Exercise description: Can the data below be echoed back word for word?

Exercise inputs:
○ ○ ○ ○ ○ ○ ○

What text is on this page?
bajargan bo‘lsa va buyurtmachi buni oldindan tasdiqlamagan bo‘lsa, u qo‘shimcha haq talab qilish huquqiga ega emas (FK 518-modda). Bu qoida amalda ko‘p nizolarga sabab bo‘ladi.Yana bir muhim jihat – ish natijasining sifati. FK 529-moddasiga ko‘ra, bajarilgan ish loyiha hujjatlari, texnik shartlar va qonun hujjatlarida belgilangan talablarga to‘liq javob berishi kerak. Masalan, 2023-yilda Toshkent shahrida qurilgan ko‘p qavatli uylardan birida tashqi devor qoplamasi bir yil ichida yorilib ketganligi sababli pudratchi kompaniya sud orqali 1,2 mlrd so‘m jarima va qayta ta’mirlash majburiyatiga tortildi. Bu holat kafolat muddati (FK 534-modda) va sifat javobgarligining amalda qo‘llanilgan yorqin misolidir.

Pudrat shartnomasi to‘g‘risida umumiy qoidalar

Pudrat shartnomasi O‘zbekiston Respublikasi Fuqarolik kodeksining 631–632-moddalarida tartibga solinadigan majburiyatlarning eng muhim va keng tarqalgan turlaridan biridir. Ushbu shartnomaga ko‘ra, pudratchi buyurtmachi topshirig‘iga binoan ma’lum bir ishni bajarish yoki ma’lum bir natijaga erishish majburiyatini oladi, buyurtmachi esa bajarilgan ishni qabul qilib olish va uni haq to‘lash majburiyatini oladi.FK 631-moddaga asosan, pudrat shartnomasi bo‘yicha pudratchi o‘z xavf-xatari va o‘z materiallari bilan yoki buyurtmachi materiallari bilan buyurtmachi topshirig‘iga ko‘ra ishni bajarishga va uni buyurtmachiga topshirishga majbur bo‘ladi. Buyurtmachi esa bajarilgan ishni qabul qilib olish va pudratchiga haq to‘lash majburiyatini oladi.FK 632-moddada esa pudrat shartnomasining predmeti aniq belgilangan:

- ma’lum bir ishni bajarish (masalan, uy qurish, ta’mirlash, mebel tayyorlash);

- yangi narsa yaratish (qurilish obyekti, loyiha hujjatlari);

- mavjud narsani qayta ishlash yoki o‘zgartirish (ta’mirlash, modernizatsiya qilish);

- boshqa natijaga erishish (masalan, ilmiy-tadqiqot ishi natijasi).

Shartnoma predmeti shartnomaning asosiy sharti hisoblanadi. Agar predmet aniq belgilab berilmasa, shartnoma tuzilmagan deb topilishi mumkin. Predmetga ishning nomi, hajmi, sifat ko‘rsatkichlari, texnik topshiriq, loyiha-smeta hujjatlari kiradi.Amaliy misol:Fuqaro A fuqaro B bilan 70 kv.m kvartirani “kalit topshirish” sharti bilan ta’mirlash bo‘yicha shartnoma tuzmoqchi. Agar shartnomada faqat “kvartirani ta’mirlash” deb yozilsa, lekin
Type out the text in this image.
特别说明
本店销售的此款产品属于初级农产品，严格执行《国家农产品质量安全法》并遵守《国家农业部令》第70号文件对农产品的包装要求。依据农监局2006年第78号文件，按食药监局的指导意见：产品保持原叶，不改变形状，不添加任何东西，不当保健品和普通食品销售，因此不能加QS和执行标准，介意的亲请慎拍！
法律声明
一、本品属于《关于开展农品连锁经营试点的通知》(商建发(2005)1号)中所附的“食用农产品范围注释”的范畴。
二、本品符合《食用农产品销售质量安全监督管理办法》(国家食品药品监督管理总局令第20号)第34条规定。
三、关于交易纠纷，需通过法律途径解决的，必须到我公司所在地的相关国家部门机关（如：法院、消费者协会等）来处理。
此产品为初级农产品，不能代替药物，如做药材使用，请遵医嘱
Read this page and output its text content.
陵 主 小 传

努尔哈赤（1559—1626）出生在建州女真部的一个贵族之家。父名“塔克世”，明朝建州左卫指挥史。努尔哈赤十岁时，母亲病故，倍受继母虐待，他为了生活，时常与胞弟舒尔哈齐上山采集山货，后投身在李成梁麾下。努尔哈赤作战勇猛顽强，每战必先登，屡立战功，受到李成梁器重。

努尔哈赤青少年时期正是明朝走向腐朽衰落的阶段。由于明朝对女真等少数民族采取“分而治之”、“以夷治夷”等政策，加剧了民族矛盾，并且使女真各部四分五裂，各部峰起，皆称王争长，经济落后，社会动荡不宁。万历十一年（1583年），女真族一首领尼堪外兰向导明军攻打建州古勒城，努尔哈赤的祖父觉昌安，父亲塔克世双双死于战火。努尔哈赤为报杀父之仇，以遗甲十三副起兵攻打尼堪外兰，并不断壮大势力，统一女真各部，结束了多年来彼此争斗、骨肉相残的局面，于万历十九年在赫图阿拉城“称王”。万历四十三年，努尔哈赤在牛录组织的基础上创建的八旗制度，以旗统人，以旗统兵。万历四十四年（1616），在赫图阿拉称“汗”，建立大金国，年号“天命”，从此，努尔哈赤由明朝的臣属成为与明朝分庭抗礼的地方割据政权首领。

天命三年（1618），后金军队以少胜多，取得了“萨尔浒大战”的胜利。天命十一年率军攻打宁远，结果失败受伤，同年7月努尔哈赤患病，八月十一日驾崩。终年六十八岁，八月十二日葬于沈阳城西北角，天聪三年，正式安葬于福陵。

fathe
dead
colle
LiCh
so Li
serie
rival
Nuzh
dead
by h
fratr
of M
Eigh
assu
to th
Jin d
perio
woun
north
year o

○ ○ ○ ○ ○ ○ ○

Correct answer:
What text is on this page?
bajargan bo‘lsa va buyurtmachi buni oldindan tasdiqlamagan bo‘lsa, u qo‘shimcha haq talab qilish huquqiga ega emas (FK 518-modda). Bu qoida amalda ko‘p nizolarga sabab bo‘ladi.Yana bir muhim jihat – ish natijasining sifati. FK 529-moddasiga ko‘ra, bajarilgan ish loyiha hujjatlari, texnik shartlar va qonun hujjatlarida belgilangan talablarga to‘liq javob berishi kerak. Masalan, 2023-yilda Toshkent shahrida qurilgan ko‘p qavatli uylardan birida tashqi devor qoplamasi bir yil ichida yorilib ketganligi sababli pudratchi kompaniya sud orqali 1,2 mlrd so‘m jarima va qayta ta’mirlash majburiyatiga tortildi. Bu holat kafolat muddati (FK 534-modda) va sifat javobgarligining amalda qo‘llanilgan yorqin misolidir.

Pudrat shartnomasi to‘g‘risida umumiy qoidalar

Pudrat shartnomasi O‘zbekiston Respublikasi Fuqarolik kodeksining 631–632-moddalarida tartibga solinadigan majburiyatlarning eng muhim va keng tarqalgan turlaridan biridir. Ushbu shartnomaga ko‘ra, pudratchi buyurtmachi topshirig‘iga binoan ma’lum bir ishni bajarish yoki ma’lum bir natijaga erishish majburiyatini oladi, buyurtmachi esa bajarilgan ishni qabul qilib olish va uni haq to‘lash majburiyatini oladi.FK 631-moddaga asosan, pudrat shartnomasi bo‘yicha pudratchi o‘z xavf-xatari va o‘z materiallari bilan yoki buyurtmachi materiallari bilan buyurtmachi topshirig‘iga ko‘ra ishni bajarishga va uni buyurtmachiga topshirishga majbur bo‘ladi. Buyurtmachi esa bajarilgan ishni qabul qilib olish va pudratchiga haq to‘lash majburiyatini oladi.FK 632-moddada esa pudrat shartnomasining predmeti aniq belgilangan:

- ma’lum bir ishni bajarish (masalan, uy qurish, ta’mirlash, mebel tayyorlash);

- yangi narsa yaratish (qurilish obyekti, loyiha hujjatlari);

- mavjud narsani qayta ishlash yoki o‘zgartirish (ta’mirlash, modernizatsiya qilish);

- boshqa natijaga erishish (masalan, ilmiy-tadqiqot ishi natijasi).

Shartnoma predmeti shartnomaning asosiy sharti hisoblanadi. Agar predmet aniq belgilab berilmasa, shartnoma tuzilmagan deb topilishi mumkin. Predmetga ishning nomi, hajmi, sifat ko‘rsatkichlari, texnik topshiriq, loyiha-smeta hujjatlari kiradi.Amaliy misol:Fuqaro A fuqaro B bilan 70 kv.m kvartirani “kalit topshirish” sharti bilan ta’mirlash bo‘yicha shartnoma tuzmoqchi. Agar shartnomada faqat “kvartirani ta’mirlash” deb yozilsa, lekin
Type out the text in this image.
特别说明
本店销售的此款产品属于初级农产品，严格执行《国家农产品质量安全法》并遵守《国家农业部令》第70号文件对农产品的包装要求。依据农监局2006年第78号文件，按食药监局的指导意见：产品保持原叶，不改变形状，不添加任何东西，不当保健品和普通食品销售，因此不能加QS和执行标准，介意的亲请慎拍！
法律声明
一、本品属于《关于开展农品连锁经营试点的通知》(商建发(2005)1号)中所附的“食用农产品范围注释”的范畴。
二、本品符合《食用农产品销售质量安全监督管理办法》(国家食品药品监督管理总局令第20号)第34条规定。
三、关于交易纠纷，需通过法律途径解决的，必须到我公司所在地的相关国家部门机关（如：法院、消费者协会等）来处理。
此产品为初级农产品，不能代替药物，如做药材使用，请遵医嘱
Read this page and output its text content.
陵 主 小 传

努尔哈赤（1559—1626）出生在建州女真部的一个贵族之家。父名“塔克世”，明朝建州左卫指挥史。努尔哈赤十岁时，母亲病故，倍受继母虐待，他为了生活，时常与胞弟舒尔哈齐上山采集山货，后投身在李成梁麾下。努尔哈赤作战勇猛顽强，每战必先登，屡立战功，受到李成梁器重。

努尔哈赤青少年时期正是明朝走向腐朽衰落的阶段。由于明朝对女真等少数民族采取“分而治之”、“以夷治夷”等政策，加剧了民族矛盾，并且使女真各部四分五裂，各部峰起，皆称王争长，经济落后，社会动荡不宁。万历十一年（1583年），女真族一首领尼堪外兰向导明军攻打建州古勒城，努尔哈赤的祖父觉昌安，父亲塔克世双双死于战火。努尔哈赤为报杀父之仇，以遗甲十三副起兵攻打尼堪外兰，并不断壮大势力，统一女真各部，结束了多年来彼此争斗、骨肉相残的局面，于万历十九年在赫图阿拉城“称王”。万历四十三年，努尔哈赤在牛录组织的基础上创建的八旗制度，以旗统人，以旗统兵。万历四十四年（1616），在赫图阿拉称“汗”，建立大金国，年号“天命”，从此，努尔哈赤由明朝的臣属成为与明朝分庭抗礼的地方割据政权首领。

天命三年（1618），后金军队以少胜多，取得了“萨尔浒大战”的胜利。天命十一年率军攻打宁远，结果失败受伤，同年7月努尔哈赤患病，八月十一日驾崩。终年六十八岁，八月十二日葬于沈阳城西北角，天聪三年，正式安葬于福陵。

fathe
dead
colle
LiCh
so Li
serie
rival
Nuzh
dead
by h
fratr
of M
Eigh
assu
to th
Jin d
perio
woun
north
year o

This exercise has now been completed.